*Job:* Quote all of the data that follows exactly as written, skipping the images.
□ □ □ □
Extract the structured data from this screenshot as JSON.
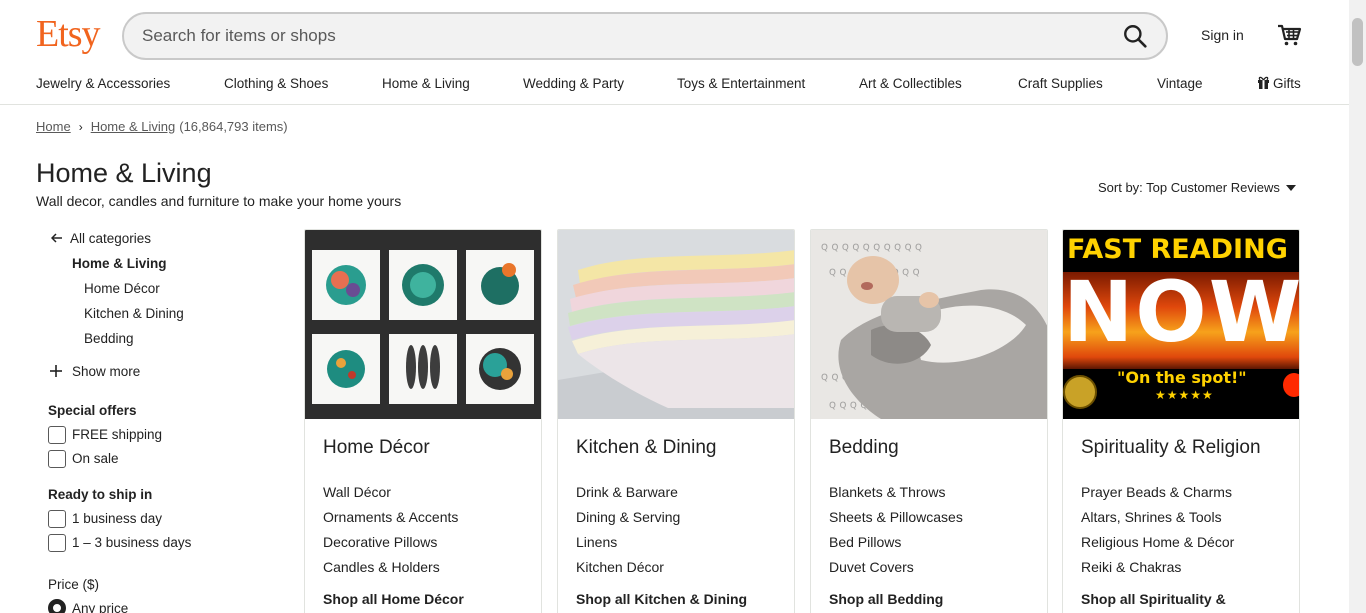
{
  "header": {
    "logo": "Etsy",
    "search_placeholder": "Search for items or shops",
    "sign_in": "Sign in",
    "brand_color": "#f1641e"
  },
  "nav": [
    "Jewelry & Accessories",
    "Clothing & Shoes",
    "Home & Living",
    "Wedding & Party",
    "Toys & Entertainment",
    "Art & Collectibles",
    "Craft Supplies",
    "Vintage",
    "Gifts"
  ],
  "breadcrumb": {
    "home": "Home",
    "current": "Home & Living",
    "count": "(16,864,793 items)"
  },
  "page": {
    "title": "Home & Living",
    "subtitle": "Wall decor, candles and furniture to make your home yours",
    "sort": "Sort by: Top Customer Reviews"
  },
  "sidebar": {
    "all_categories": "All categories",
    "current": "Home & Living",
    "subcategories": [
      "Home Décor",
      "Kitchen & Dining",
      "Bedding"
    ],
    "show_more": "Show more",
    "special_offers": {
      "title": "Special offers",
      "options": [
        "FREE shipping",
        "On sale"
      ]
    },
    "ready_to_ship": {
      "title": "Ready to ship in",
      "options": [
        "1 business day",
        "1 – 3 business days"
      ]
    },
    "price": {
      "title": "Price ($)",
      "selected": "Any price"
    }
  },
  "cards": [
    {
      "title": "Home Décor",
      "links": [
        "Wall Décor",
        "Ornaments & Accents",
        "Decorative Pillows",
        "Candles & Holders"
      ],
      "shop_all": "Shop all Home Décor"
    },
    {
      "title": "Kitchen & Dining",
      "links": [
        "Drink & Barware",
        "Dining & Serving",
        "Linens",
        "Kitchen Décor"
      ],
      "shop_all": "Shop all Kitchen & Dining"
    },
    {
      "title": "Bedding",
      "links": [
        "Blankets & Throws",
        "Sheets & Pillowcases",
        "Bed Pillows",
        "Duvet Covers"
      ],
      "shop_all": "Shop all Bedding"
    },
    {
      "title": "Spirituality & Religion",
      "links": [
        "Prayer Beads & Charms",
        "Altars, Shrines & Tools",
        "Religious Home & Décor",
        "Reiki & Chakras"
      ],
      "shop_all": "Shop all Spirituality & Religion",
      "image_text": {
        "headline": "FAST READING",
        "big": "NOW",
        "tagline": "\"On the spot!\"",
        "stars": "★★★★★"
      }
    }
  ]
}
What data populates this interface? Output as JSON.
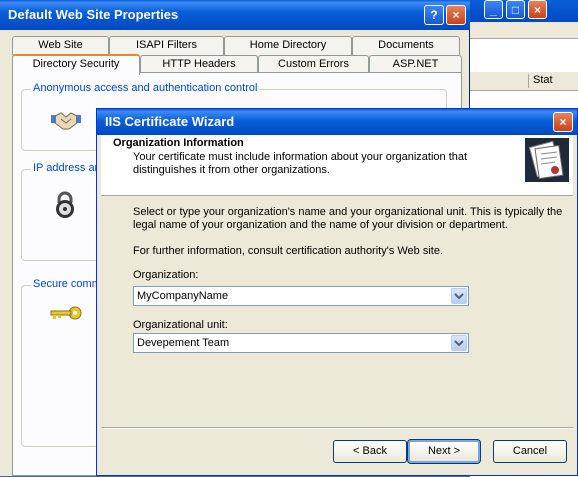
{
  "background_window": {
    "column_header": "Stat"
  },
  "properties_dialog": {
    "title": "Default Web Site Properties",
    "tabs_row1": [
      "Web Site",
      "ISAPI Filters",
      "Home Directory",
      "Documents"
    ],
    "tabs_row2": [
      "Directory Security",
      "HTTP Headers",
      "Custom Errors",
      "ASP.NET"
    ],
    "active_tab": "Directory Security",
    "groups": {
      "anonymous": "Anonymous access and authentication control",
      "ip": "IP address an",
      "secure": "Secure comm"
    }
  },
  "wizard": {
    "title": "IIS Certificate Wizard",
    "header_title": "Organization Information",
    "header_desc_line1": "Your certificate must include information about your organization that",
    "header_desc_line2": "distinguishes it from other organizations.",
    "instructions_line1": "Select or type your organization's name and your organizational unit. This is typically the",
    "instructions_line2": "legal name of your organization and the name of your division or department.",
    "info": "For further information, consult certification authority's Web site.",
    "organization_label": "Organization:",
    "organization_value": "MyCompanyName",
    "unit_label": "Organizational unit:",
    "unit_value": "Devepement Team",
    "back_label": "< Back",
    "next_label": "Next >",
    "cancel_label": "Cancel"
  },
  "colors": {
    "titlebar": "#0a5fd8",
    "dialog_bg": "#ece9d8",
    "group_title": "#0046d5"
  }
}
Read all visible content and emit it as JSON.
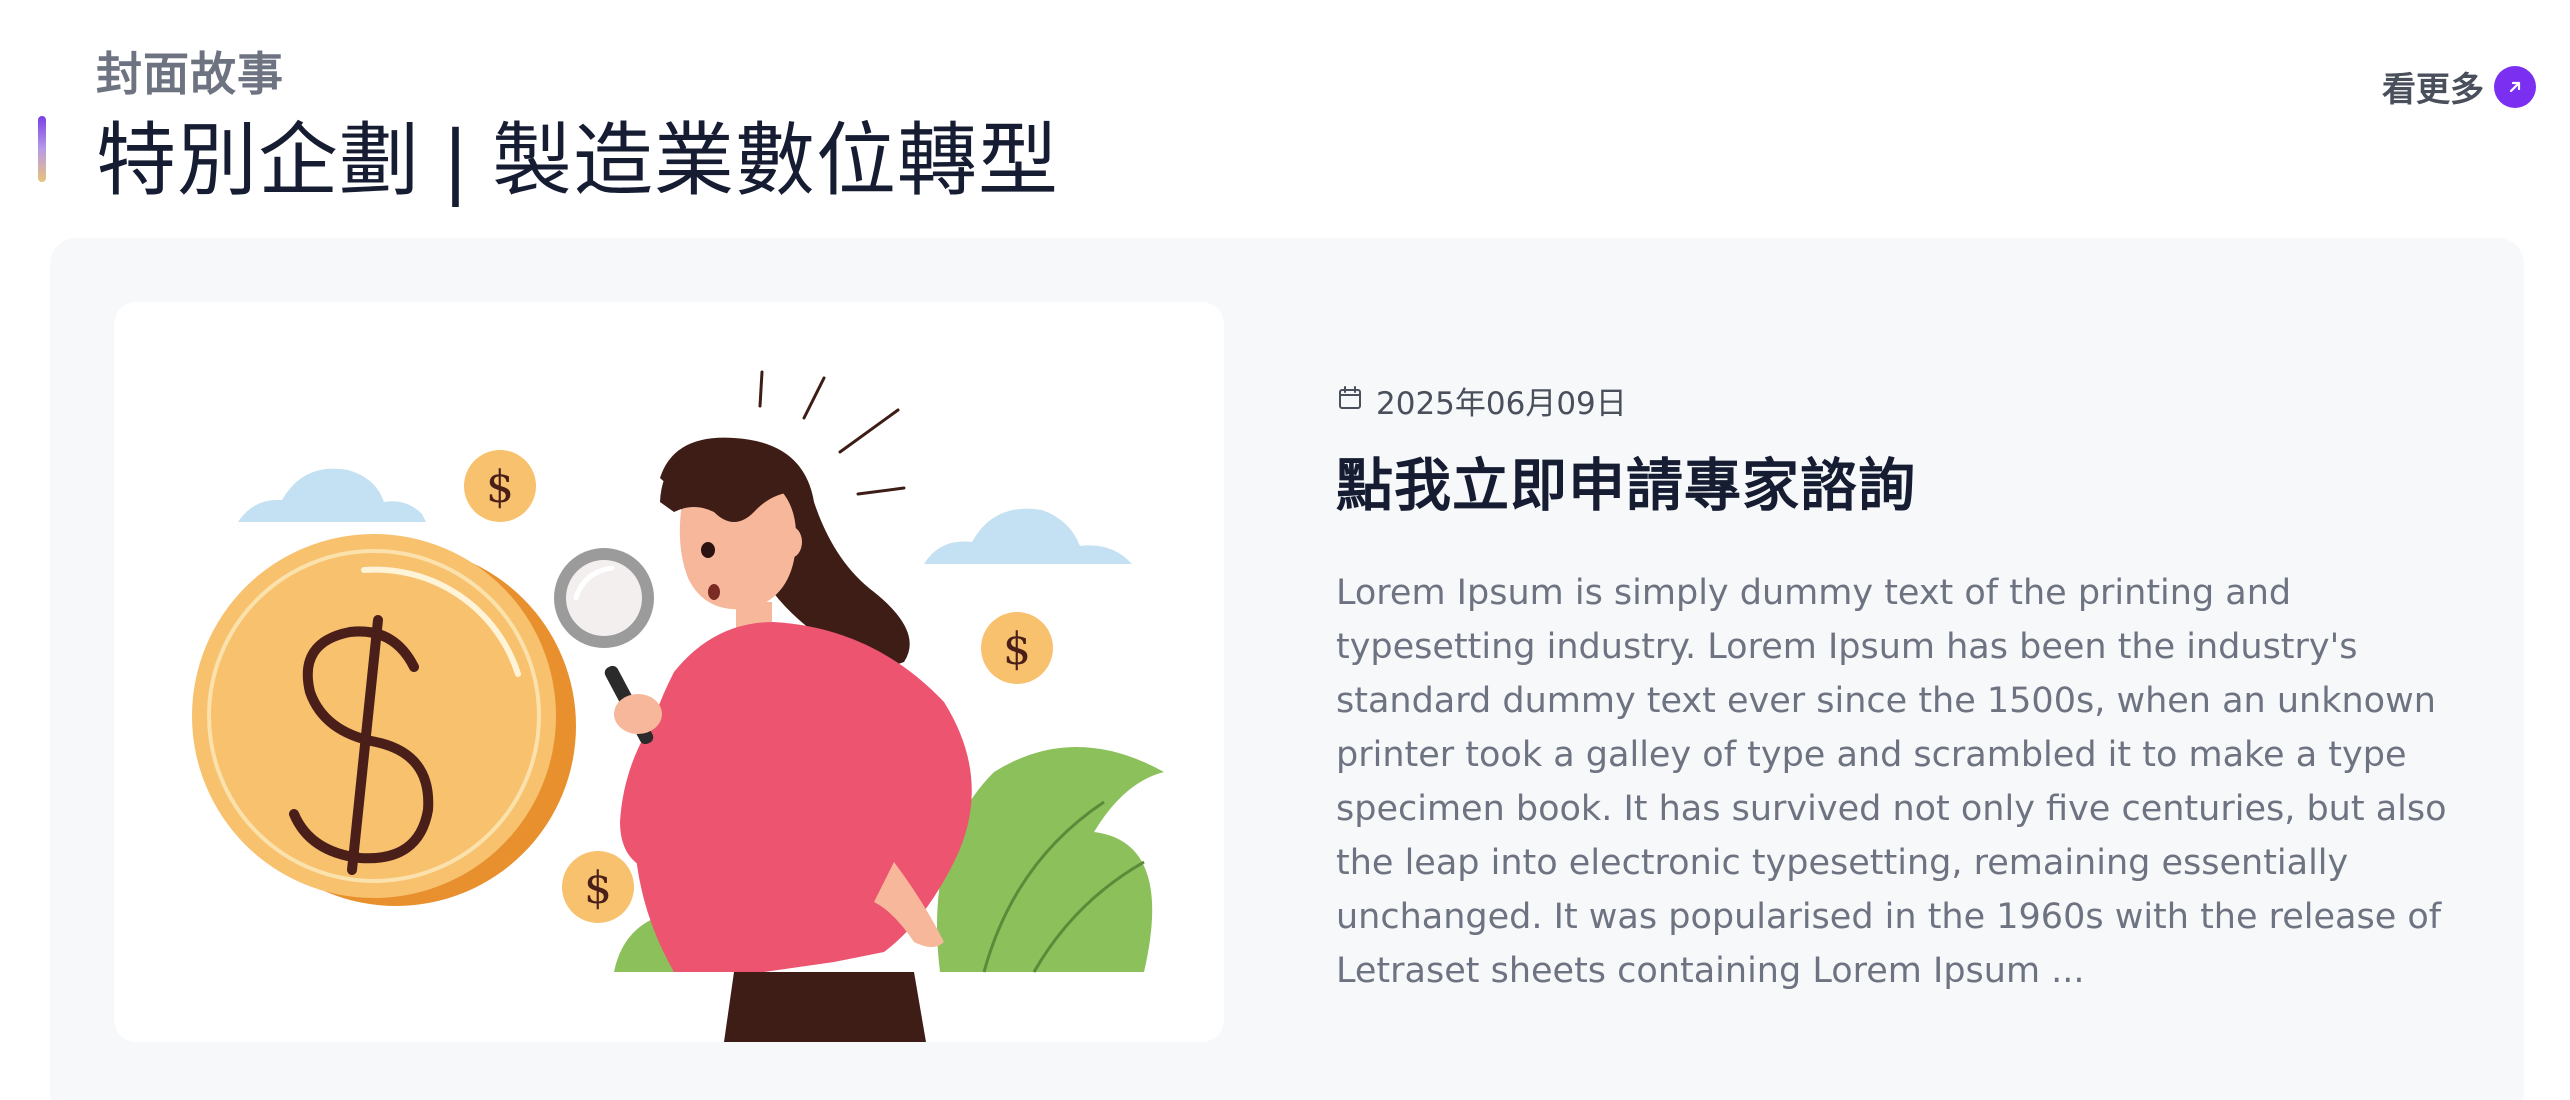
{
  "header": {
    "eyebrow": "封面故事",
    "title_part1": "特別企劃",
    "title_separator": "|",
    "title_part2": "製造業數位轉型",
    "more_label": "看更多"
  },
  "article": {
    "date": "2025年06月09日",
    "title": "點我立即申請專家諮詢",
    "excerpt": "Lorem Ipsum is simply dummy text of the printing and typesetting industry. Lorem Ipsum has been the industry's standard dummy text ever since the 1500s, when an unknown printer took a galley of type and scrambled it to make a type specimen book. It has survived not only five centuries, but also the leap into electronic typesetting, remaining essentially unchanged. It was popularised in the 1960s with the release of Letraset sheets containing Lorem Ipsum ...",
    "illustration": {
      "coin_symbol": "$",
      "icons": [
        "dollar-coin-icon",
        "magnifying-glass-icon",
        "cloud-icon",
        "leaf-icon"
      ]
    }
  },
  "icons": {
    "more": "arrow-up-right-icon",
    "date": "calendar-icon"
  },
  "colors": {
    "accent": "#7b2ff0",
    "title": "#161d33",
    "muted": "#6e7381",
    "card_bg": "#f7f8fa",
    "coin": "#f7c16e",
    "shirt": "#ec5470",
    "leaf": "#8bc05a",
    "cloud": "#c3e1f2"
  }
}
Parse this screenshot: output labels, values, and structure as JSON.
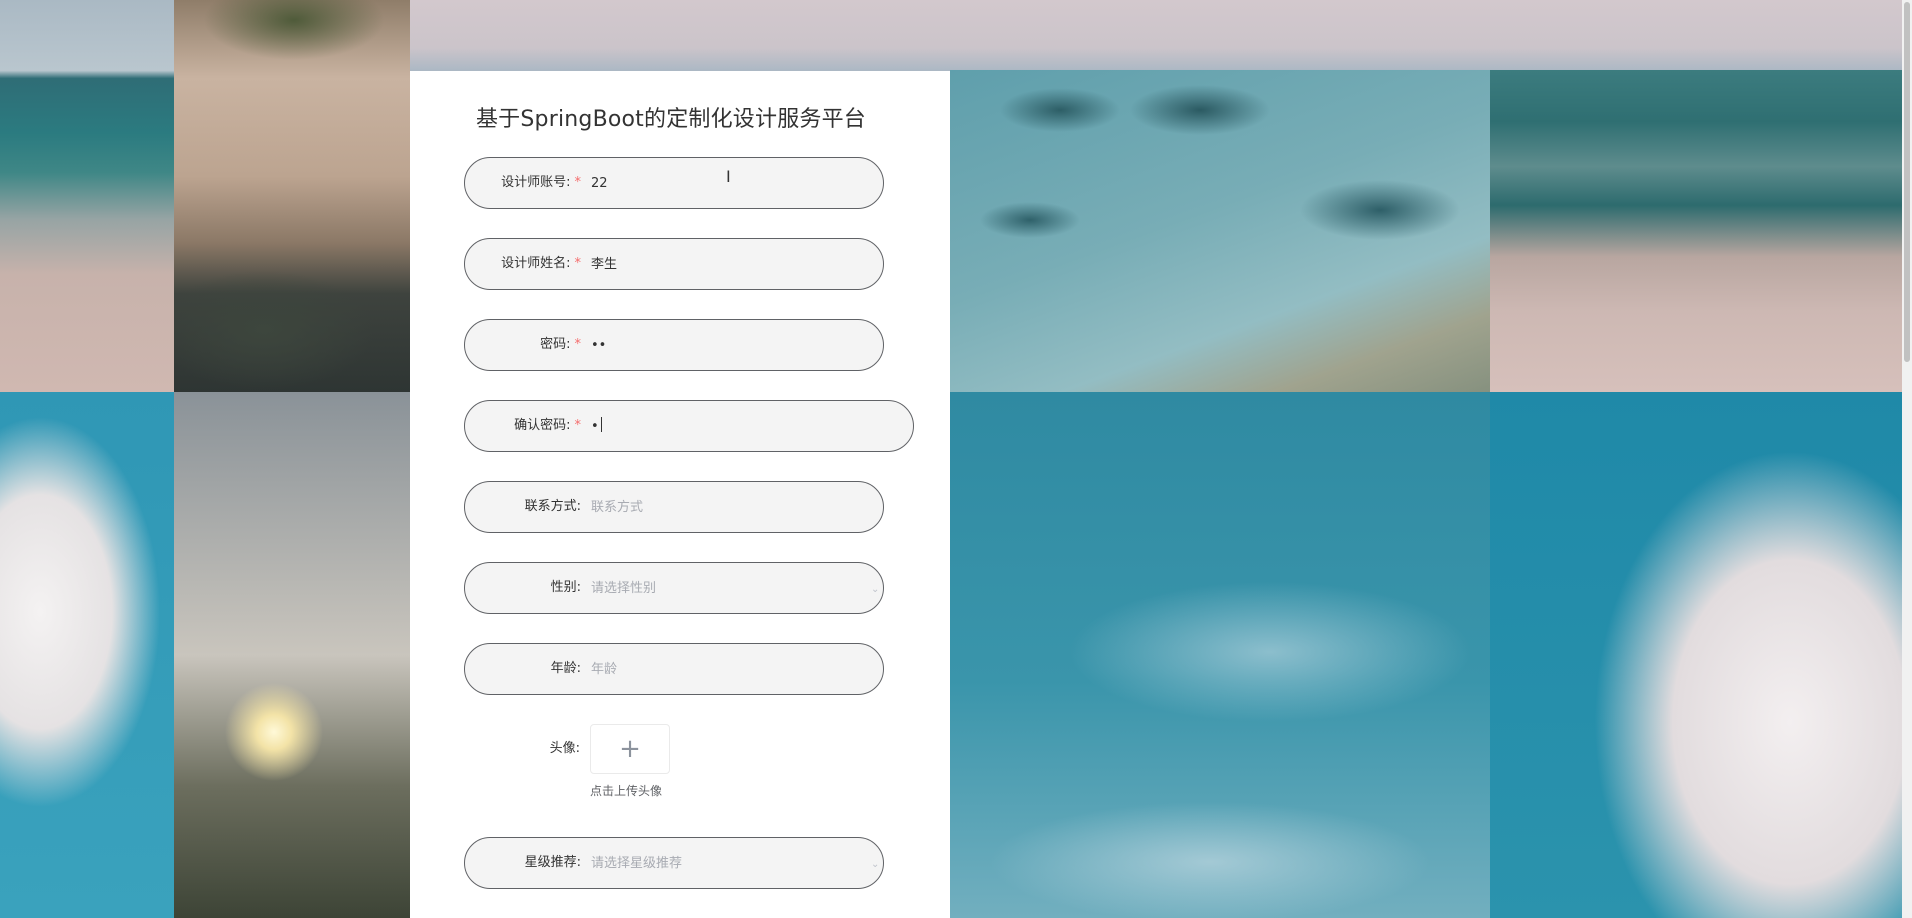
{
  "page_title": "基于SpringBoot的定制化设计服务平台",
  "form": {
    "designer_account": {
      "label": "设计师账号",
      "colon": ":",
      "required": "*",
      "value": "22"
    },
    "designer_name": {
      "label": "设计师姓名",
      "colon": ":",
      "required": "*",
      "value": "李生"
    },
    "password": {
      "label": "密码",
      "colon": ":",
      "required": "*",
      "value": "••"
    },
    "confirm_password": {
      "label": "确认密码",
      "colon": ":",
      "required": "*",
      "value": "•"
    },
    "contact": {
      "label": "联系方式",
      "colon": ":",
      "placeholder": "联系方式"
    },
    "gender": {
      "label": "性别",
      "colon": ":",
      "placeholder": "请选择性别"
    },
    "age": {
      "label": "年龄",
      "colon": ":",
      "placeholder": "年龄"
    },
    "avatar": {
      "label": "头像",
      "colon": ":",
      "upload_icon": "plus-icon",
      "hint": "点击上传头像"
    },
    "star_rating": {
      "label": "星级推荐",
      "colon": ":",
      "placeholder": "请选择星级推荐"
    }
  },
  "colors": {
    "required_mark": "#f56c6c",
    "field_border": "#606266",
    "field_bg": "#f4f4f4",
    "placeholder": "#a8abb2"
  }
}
□ □ □ □
*Result of this exercise:*
Extract the structured data from this screenshot as JSON.
{
  "header": {
    "logo": "Etsy",
    "search_placeholder": "Search for items or shops",
    "sign_in": "Sign in",
    "brand_color": "#f1641e"
  },
  "nav": [
    "Jewelry & Accessories",
    "Clothing & Shoes",
    "Home & Living",
    "Wedding & Party",
    "Toys & Entertainment",
    "Art & Collectibles",
    "Craft Supplies",
    "Vintage",
    "Gifts"
  ],
  "breadcrumb": {
    "home": "Home",
    "current": "Home & Living",
    "count": "(16,864,793 items)"
  },
  "page": {
    "title": "Home & Living",
    "subtitle": "Wall decor, candles and furniture to make your home yours",
    "sort": "Sort by: Top Customer Reviews"
  },
  "sidebar": {
    "all_categories": "All categories",
    "current": "Home & Living",
    "subcategories": [
      "Home Décor",
      "Kitchen & Dining",
      "Bedding"
    ],
    "show_more": "Show more",
    "special_offers": {
      "title": "Special offers",
      "options": [
        "FREE shipping",
        "On sale"
      ]
    },
    "ready_to_ship": {
      "title": "Ready to ship in",
      "options": [
        "1 business day",
        "1 – 3 business days"
      ]
    },
    "price": {
      "title": "Price ($)",
      "selected": "Any price"
    }
  },
  "cards": [
    {
      "title": "Home Décor",
      "links": [
        "Wall Décor",
        "Ornaments & Accents",
        "Decorative Pillows",
        "Candles & Holders"
      ],
      "shop_all": "Shop all Home Décor"
    },
    {
      "title": "Kitchen & Dining",
      "links": [
        "Drink & Barware",
        "Dining & Serving",
        "Linens",
        "Kitchen Décor"
      ],
      "shop_all": "Shop all Kitchen & Dining"
    },
    {
      "title": "Bedding",
      "links": [
        "Blankets & Throws",
        "Sheets & Pillowcases",
        "Bed Pillows",
        "Duvet Covers"
      ],
      "shop_all": "Shop all Bedding"
    },
    {
      "title": "Spirituality & Religion",
      "links": [
        "Prayer Beads & Charms",
        "Altars, Shrines & Tools",
        "Religious Home & Décor",
        "Reiki & Chakras"
      ],
      "shop_all": "Shop all Spirituality & Religion",
      "image_text": {
        "headline": "FAST READING",
        "big": "NOW",
        "tagline": "\"On the spot!\"",
        "stars": "★★★★★"
      }
    }
  ]
}
What data populates this interface? Output as JSON.
{
  "background_window": {
    "column_header": "Stat"
  },
  "properties_dialog": {
    "title": "Default Web Site Properties",
    "tabs_row1": [
      "Web Site",
      "ISAPI Filters",
      "Home Directory",
      "Documents"
    ],
    "tabs_row2": [
      "Directory Security",
      "HTTP Headers",
      "Custom Errors",
      "ASP.NET"
    ],
    "active_tab": "Directory Security",
    "groups": {
      "anonymous": "Anonymous access and authentication control",
      "ip": "IP address an",
      "secure": "Secure comm"
    }
  },
  "wizard": {
    "title": "IIS Certificate Wizard",
    "header_title": "Organization Information",
    "header_desc_line1": "Your certificate must include information about your organization that",
    "header_desc_line2": "distinguishes it from other organizations.",
    "instructions_line1": "Select or type your organization's name and your organizational unit. This is typically the",
    "instructions_line2": "legal name of your organization and the name of your division or department.",
    "info": "For further information, consult certification authority's Web site.",
    "organization_label": "Organization:",
    "organization_value": "MyCompanyName",
    "unit_label": "Organizational unit:",
    "unit_value": "Devepement Team",
    "back_label": "< Back",
    "next_label": "Next >",
    "cancel_label": "Cancel"
  },
  "colors": {
    "titlebar": "#0a5fd8",
    "dialog_bg": "#ece9d8",
    "group_title": "#0046d5"
  }
}
Read all visible content and emit it as JSON.
{
  "header": {
    "eyebrow": "封面故事",
    "title_part1": "特別企劃",
    "title_separator": "|",
    "title_part2": "製造業數位轉型",
    "more_label": "看更多"
  },
  "article": {
    "date": "2025年06月09日",
    "title": "點我立即申請專家諮詢",
    "excerpt": "Lorem Ipsum is simply dummy text of the printing and typesetting industry. Lorem Ipsum has been the industry's standard dummy text ever since the 1500s, when an unknown printer took a galley of type and scrambled it to make a type specimen book. It has survived not only five centuries, but also the leap into electronic typesetting, remaining essentially unchanged. It was popularised in the 1960s with the release of Letraset sheets containing Lorem Ipsum ...",
    "illustration": {
      "coin_symbol": "$",
      "icons": [
        "dollar-coin-icon",
        "magnifying-glass-icon",
        "cloud-icon",
        "leaf-icon"
      ]
    }
  },
  "icons": {
    "more": "arrow-up-right-icon",
    "date": "calendar-icon"
  },
  "colors": {
    "accent": "#7b2ff0",
    "title": "#161d33",
    "muted": "#6e7381",
    "card_bg": "#f7f8fa",
    "coin": "#f7c16e",
    "shirt": "#ec5470",
    "leaf": "#8bc05a",
    "cloud": "#c3e1f2"
  }
}
Parse this screenshot: output labels, values, and structure as JSON.
{
  "page_title": "基于SpringBoot的定制化设计服务平台",
  "form": {
    "designer_account": {
      "label": "设计师账号",
      "colon": ":",
      "required": "*",
      "value": "22"
    },
    "designer_name": {
      "label": "设计师姓名",
      "colon": ":",
      "required": "*",
      "value": "李生"
    },
    "password": {
      "label": "密码",
      "colon": ":",
      "required": "*",
      "value": "••"
    },
    "confirm_password": {
      "label": "确认密码",
      "colon": ":",
      "required": "*",
      "value": "•"
    },
    "contact": {
      "label": "联系方式",
      "colon": ":",
      "placeholder": "联系方式"
    },
    "gender": {
      "label": "性别",
      "colon": ":",
      "placeholder": "请选择性别"
    },
    "age": {
      "label": "年龄",
      "colon": ":",
      "placeholder": "年龄"
    },
    "avatar": {
      "label": "头像",
      "colon": ":",
      "upload_icon": "plus-icon",
      "hint": "点击上传头像"
    },
    "star_rating": {
      "label": "星级推荐",
      "colon": ":",
      "placeholder": "请选择星级推荐"
    }
  },
  "colors": {
    "required_mark": "#f56c6c",
    "field_border": "#606266",
    "field_bg": "#f4f4f4",
    "placeholder": "#a8abb2"
  }
}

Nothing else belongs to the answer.